* EXTRACTED MATERIAL *
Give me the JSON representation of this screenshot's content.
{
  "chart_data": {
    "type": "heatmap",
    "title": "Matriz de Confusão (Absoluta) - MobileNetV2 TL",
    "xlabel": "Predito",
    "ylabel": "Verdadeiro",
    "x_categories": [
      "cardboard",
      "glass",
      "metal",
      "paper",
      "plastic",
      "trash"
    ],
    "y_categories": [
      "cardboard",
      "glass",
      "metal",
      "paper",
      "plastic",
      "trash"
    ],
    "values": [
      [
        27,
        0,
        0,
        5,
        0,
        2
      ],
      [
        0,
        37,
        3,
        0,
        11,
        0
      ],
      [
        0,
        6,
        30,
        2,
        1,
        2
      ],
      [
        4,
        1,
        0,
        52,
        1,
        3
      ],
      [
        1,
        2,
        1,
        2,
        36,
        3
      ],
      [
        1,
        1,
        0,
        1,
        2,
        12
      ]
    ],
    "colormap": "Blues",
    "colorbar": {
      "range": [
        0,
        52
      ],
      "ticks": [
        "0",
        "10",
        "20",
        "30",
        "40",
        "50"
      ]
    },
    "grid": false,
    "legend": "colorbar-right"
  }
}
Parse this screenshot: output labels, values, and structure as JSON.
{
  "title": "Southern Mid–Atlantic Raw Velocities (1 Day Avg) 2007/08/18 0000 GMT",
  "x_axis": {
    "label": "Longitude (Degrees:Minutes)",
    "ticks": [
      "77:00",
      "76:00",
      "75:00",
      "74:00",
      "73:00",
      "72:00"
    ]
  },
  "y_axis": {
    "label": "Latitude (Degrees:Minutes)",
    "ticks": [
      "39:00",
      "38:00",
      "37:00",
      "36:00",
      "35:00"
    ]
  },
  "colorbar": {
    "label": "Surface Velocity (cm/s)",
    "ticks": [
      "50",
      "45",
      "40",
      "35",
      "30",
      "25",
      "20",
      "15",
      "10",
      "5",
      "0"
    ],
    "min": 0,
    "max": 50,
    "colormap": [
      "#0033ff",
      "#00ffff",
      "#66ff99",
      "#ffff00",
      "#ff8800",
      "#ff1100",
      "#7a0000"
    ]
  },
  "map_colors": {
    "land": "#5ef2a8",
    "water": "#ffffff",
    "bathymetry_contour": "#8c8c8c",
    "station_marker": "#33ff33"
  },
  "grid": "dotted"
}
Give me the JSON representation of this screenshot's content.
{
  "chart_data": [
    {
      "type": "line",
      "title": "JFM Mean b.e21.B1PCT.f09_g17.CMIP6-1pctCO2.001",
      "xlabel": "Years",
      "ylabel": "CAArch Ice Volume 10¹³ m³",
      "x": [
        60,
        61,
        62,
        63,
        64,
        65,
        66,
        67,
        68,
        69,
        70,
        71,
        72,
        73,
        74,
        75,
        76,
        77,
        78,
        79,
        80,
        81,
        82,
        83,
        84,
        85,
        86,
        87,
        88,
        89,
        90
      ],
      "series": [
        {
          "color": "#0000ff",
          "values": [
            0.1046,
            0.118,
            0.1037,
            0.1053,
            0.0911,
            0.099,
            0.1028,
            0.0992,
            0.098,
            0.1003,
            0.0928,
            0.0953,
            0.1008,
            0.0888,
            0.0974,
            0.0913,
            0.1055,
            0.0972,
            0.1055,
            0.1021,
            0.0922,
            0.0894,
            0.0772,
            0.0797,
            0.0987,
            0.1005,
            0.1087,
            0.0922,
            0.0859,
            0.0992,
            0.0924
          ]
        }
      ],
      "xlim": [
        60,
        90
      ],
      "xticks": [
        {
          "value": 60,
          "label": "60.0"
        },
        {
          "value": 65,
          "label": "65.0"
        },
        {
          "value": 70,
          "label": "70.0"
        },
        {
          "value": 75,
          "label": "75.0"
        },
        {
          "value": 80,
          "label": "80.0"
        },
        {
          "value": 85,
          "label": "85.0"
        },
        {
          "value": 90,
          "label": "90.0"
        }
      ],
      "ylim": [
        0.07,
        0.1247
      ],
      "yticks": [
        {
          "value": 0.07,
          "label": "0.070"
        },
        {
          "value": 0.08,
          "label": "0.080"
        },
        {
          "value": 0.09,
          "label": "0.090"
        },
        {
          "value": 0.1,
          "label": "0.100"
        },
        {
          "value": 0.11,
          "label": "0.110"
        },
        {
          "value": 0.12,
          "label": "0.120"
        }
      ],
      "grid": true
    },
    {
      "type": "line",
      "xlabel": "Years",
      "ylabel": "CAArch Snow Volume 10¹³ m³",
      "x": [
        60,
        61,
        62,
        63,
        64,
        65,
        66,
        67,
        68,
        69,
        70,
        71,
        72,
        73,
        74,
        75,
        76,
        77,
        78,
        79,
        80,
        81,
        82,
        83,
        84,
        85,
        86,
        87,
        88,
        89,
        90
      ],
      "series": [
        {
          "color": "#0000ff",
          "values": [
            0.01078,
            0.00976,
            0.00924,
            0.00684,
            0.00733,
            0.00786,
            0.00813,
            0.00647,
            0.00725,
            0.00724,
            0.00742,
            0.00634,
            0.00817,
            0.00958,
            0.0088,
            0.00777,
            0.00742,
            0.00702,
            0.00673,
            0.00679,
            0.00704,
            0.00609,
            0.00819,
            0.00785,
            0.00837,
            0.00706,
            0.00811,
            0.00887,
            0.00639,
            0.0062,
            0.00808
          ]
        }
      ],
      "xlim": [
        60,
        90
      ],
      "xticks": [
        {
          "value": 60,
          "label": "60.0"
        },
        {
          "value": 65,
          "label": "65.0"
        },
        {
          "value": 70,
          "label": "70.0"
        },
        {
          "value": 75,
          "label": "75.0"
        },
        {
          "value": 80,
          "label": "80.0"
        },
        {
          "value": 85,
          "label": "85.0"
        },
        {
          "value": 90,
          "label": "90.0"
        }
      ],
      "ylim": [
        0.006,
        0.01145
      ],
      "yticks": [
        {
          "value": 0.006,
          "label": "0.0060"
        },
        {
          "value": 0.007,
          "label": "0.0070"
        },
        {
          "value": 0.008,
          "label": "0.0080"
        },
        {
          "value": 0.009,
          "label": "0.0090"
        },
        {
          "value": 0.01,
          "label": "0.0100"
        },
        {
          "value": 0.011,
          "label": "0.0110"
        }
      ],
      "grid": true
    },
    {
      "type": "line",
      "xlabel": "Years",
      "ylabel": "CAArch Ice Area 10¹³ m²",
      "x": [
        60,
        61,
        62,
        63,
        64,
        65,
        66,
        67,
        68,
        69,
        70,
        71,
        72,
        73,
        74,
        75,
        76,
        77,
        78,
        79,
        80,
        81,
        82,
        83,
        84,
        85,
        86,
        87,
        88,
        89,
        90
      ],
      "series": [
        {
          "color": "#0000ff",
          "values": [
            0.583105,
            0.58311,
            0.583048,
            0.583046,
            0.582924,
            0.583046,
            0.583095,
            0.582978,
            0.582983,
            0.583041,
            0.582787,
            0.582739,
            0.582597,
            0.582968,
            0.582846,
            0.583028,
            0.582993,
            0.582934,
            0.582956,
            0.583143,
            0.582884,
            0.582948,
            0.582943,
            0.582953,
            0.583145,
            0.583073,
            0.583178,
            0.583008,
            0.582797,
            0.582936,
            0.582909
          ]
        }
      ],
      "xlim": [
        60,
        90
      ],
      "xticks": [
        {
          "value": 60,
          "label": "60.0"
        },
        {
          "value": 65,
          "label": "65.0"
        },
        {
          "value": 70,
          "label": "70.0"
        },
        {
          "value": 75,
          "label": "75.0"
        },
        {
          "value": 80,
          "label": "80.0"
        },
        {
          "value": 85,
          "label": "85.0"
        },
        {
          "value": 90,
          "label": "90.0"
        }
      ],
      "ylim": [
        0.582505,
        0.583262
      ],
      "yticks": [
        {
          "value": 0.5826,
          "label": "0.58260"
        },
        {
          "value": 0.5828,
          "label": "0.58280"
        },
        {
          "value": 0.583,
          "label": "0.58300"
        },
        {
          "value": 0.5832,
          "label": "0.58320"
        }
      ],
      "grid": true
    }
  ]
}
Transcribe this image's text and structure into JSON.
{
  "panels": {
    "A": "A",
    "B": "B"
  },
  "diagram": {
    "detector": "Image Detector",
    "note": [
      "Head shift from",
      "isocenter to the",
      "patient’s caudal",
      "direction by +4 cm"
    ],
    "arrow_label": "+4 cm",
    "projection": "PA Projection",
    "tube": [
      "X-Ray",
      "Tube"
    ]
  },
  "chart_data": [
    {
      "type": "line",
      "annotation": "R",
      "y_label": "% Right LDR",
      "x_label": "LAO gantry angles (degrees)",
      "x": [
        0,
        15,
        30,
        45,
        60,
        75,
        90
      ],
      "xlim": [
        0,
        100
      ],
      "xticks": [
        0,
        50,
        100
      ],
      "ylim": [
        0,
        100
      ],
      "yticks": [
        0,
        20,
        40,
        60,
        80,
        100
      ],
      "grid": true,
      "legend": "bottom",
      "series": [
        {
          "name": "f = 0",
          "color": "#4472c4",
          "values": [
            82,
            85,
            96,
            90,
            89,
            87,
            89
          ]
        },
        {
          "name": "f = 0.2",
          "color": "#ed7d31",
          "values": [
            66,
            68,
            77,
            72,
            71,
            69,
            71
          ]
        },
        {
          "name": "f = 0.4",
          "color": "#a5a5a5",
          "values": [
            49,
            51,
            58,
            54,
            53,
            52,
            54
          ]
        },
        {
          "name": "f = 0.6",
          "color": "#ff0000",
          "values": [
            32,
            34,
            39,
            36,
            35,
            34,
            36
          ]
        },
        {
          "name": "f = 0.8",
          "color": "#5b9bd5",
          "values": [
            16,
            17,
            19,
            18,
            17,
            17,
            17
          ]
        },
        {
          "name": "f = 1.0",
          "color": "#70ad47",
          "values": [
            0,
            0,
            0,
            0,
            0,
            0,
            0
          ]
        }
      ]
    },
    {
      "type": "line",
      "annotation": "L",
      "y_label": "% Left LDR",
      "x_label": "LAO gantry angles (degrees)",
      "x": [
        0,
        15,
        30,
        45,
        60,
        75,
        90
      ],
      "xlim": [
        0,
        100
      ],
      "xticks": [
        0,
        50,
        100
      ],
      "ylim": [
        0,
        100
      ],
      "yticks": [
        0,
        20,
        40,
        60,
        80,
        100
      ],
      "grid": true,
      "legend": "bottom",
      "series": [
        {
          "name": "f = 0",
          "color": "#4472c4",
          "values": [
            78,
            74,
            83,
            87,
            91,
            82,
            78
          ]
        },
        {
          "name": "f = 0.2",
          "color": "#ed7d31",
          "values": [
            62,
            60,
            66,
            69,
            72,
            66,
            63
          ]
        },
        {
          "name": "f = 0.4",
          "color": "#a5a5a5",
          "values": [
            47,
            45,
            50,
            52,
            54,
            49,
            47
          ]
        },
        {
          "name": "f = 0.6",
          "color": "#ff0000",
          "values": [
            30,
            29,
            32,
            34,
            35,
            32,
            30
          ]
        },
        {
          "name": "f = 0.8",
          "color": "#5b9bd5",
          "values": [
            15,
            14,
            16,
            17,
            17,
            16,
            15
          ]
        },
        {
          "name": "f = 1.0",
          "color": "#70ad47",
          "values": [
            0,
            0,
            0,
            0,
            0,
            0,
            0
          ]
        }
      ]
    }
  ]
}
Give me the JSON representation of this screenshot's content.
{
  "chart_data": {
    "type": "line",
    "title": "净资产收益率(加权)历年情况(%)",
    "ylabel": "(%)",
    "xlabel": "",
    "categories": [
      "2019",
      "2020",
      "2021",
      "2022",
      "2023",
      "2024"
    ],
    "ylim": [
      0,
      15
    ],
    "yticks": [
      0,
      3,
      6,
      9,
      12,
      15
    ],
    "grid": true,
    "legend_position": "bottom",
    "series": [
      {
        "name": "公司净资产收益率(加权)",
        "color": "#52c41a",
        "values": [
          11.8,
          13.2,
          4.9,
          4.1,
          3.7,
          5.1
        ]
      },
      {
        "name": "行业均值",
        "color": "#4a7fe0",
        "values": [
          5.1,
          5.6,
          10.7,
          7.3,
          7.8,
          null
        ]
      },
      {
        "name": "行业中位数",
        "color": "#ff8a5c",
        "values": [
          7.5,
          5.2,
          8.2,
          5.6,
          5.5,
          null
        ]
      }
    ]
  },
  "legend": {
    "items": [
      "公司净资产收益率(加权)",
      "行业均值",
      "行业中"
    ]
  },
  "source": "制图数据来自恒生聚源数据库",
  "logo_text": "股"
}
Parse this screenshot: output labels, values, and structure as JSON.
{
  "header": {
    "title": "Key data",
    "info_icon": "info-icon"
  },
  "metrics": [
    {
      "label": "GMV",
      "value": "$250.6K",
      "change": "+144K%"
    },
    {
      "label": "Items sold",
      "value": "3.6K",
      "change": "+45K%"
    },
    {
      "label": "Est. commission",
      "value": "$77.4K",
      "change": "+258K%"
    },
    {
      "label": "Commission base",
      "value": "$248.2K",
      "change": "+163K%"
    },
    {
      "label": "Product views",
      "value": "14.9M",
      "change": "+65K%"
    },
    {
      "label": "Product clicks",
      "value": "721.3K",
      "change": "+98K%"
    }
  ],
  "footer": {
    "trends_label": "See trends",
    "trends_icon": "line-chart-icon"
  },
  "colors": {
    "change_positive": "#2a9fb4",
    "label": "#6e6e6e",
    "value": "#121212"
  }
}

* STATED TASK *
Using the records above, pull out each line where the word "Volume" occurs.

* SOLUTION FOR THIS PROBLEM *
      "ylabel": "CAArch Ice Volume 10¹³ m³",
      "ylabel": "CAArch Snow Volume 10¹³ m³",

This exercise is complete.